* _Set of tasks_
1. List every calendar year mentioned in the Luis Caballero interview.
2. Reproduce everything in the Luis Caballero interview from "Thank you. I" down to "first thought up?".

* _Document passage_
%%

BLiNQ Media’s CEO Luis Caballero on Social Engagement Marketing

luiscaballero123 Luis Caballero is the new CEO of BLiNQ Media, a leading social media technology innovator offering optimization and analytical tools for advertisers. Luis has been with BLiNQ for three years and was promoted from his old position of COO. The Makegood recently spoke with Luis about his new position and social media marketing.

The Makegood: Congratulations on your new position as CEO of BLiNQ Media! What have you learned in your last 3 years at BLiNQ that has prepared you best to serve as its CEO?  

Thank you. I began working with Facebook back in 2008 via another Preferred Marketing Developer, or PMD — Vitrue, which was acquired by Oracle in 2012. At Vitrue I oversaw social-media technology development. So I recognized early the value of content and engagement in the social landscape — especially related to owned and paid on Facebook, Twitter, YouTube, etc. Joining BLiNQ Media in 2010 as a technical leader, I then got heavily involved with account and media management. My background in operations helped me understand all aspects of our business. I never forget that social-media advertising is all about engagement that make connections in the context of a conversation.

The Makegood: Can you tell us about the BLiNQ platform that you helped launch? How has it changed since it was first thought up?

%%

* _Provided material_
%%

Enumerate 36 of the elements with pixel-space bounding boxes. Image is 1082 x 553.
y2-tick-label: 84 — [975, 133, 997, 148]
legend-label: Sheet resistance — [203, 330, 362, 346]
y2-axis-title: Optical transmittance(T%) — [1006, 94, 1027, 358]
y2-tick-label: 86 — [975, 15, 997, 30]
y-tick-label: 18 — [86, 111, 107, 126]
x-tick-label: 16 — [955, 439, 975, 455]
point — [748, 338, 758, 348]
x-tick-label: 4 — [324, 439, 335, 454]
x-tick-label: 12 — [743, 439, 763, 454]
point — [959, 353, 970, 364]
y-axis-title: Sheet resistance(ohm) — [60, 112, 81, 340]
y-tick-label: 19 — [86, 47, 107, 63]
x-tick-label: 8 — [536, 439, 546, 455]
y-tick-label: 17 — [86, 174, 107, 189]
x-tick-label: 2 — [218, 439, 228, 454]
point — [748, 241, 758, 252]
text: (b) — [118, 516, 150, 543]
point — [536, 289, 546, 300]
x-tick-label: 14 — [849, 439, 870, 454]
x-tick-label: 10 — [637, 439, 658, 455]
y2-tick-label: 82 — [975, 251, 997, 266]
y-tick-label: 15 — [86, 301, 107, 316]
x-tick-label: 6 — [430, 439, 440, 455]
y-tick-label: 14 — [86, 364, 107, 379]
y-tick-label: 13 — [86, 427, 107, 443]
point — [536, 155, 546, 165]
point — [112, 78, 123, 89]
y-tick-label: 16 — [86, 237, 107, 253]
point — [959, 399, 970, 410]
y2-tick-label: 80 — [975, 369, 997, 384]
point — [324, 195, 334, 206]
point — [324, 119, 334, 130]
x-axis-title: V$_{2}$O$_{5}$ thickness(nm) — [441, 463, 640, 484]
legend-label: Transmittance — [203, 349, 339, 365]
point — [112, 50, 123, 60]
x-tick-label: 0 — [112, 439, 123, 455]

%%

* _Answers by item number_
1. 2008, 2012, 2010

2.
Thank you. I began working with Facebook back in 2008 via another Preferred Marketing Developer, or PMD — Vitrue, which was acquired by Oracle in 2012. At Vitrue I oversaw social-media technology development. So I recognized early the value of content and engagement in the social landscape — especially related to owned and paid on Facebook, Twitter, YouTube, etc. Joining BLiNQ Media in 2010 as a technical leader, I then got heavily involved with account and media management. My background in operations helped me understand all aspects of our business. I never forget that social-media advertising is all about engagement that make connections in the context of a conversation.

The Makegood: Can you tell us about the BLiNQ platform that you helped launch? How has it changed since it was first thought up?